▸ Objective
Only the lines holding the string "chap" are needed. Copy each one.

Saved entries
— start —

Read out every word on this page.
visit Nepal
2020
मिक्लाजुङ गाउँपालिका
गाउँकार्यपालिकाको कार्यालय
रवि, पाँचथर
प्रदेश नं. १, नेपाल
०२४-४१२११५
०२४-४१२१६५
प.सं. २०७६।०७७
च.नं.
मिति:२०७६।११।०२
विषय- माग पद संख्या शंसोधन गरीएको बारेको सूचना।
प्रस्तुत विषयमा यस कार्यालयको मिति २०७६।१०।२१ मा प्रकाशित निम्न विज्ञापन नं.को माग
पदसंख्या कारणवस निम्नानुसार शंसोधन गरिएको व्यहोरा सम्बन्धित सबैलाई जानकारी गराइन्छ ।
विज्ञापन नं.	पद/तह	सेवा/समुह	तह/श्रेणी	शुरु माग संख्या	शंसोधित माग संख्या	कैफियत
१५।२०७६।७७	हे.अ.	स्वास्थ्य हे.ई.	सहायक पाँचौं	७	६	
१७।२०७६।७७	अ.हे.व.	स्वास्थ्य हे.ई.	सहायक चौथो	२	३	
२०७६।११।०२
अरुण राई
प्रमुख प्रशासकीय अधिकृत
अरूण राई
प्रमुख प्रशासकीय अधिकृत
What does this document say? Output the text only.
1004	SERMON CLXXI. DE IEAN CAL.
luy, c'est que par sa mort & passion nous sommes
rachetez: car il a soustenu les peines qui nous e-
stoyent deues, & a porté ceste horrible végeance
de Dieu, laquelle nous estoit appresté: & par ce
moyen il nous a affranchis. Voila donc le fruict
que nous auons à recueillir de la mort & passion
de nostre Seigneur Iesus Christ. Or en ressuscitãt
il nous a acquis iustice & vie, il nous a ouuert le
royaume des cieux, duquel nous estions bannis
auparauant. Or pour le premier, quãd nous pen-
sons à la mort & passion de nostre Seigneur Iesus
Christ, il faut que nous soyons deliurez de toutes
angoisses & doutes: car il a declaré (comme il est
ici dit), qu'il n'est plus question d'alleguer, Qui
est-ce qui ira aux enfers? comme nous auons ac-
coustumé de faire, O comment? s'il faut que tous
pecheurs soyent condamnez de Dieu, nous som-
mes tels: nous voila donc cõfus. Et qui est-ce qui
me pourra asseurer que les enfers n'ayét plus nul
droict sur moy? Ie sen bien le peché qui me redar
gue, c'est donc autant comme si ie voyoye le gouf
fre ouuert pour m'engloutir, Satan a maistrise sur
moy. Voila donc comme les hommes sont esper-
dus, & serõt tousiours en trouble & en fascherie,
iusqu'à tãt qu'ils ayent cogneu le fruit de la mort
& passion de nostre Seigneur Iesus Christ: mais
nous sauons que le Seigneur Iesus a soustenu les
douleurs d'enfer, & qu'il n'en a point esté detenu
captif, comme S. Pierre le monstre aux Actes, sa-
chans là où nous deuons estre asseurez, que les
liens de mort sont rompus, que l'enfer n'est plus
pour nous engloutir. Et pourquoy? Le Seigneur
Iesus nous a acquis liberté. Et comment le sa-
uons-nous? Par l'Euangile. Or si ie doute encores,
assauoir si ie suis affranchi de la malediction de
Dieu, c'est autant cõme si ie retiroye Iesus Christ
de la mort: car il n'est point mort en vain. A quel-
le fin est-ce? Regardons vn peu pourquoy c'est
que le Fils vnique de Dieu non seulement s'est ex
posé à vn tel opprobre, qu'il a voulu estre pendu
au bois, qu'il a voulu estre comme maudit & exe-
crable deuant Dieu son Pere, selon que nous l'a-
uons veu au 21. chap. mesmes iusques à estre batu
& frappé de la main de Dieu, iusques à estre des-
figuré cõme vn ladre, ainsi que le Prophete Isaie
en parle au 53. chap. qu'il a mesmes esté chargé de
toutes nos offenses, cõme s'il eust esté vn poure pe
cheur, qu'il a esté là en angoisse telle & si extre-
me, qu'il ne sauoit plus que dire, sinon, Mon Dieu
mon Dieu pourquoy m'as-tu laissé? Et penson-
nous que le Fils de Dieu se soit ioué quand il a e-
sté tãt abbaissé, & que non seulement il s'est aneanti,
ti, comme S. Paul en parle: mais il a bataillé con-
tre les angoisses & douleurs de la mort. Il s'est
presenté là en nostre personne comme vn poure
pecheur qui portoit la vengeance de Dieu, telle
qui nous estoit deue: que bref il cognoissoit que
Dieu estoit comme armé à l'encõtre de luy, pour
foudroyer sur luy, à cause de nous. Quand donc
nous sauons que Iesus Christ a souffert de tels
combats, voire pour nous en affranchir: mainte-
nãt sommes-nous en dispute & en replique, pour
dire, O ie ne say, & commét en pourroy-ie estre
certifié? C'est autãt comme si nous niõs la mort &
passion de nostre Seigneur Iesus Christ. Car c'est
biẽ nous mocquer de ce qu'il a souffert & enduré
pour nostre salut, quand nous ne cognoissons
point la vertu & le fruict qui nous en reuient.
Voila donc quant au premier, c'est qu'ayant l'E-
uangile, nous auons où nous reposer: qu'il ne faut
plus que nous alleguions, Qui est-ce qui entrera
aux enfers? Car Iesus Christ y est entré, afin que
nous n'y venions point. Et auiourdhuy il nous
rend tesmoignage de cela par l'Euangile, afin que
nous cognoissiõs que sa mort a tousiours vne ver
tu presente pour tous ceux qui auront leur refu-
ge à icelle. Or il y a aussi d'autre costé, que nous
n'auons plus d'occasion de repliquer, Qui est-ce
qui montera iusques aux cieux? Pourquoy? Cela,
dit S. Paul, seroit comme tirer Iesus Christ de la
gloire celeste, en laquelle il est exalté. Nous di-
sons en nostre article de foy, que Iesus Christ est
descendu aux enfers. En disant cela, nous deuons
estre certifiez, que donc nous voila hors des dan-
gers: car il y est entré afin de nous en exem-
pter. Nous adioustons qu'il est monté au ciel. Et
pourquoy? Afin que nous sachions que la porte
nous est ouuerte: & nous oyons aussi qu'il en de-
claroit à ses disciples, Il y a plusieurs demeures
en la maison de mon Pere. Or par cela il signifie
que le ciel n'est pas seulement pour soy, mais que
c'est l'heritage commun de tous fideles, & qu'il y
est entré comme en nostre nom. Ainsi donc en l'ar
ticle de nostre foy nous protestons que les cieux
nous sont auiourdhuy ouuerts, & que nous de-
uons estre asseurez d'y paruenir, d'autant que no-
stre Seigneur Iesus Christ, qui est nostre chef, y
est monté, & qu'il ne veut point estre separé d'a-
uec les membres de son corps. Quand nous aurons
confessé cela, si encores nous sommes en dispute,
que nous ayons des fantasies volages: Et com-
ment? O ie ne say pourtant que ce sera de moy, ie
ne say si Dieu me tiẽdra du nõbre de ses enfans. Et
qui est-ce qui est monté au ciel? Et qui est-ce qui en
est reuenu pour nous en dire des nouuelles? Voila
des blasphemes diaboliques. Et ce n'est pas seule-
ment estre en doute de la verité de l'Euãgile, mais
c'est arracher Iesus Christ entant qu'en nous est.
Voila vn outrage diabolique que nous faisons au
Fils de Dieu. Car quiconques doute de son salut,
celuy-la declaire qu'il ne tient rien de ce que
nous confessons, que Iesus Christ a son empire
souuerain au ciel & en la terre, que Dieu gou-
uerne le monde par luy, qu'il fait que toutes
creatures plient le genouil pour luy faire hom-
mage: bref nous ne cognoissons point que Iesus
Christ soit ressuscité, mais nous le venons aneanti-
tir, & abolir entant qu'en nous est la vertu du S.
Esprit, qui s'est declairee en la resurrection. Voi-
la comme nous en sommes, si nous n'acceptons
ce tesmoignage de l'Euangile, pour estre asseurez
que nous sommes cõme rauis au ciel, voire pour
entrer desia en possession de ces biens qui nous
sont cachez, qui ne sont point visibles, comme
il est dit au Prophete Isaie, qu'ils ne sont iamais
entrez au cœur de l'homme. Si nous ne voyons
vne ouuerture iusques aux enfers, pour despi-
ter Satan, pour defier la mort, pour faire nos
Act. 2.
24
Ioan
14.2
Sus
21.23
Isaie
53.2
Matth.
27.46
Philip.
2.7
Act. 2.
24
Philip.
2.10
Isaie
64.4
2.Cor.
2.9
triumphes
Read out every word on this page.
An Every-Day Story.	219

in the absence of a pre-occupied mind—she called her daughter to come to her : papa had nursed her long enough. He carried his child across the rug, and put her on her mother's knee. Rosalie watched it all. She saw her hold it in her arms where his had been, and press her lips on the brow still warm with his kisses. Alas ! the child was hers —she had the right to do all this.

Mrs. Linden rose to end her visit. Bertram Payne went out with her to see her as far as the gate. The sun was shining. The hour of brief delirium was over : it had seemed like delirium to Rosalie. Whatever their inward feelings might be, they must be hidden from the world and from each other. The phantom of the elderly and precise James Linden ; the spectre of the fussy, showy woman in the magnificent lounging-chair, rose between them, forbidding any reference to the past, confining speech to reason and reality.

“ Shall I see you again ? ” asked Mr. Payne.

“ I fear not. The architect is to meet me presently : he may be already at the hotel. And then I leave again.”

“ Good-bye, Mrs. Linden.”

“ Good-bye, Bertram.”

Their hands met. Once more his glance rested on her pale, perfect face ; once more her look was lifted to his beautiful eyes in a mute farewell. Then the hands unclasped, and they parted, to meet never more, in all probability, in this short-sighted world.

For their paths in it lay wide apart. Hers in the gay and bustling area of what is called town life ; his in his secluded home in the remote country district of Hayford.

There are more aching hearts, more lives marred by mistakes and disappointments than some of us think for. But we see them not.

— end —

▸ Solved exercise
uons veu au 21. chap. mesmes iusques à estre batu
en parle au 53. chap. qu'il a mesmes esté chargé de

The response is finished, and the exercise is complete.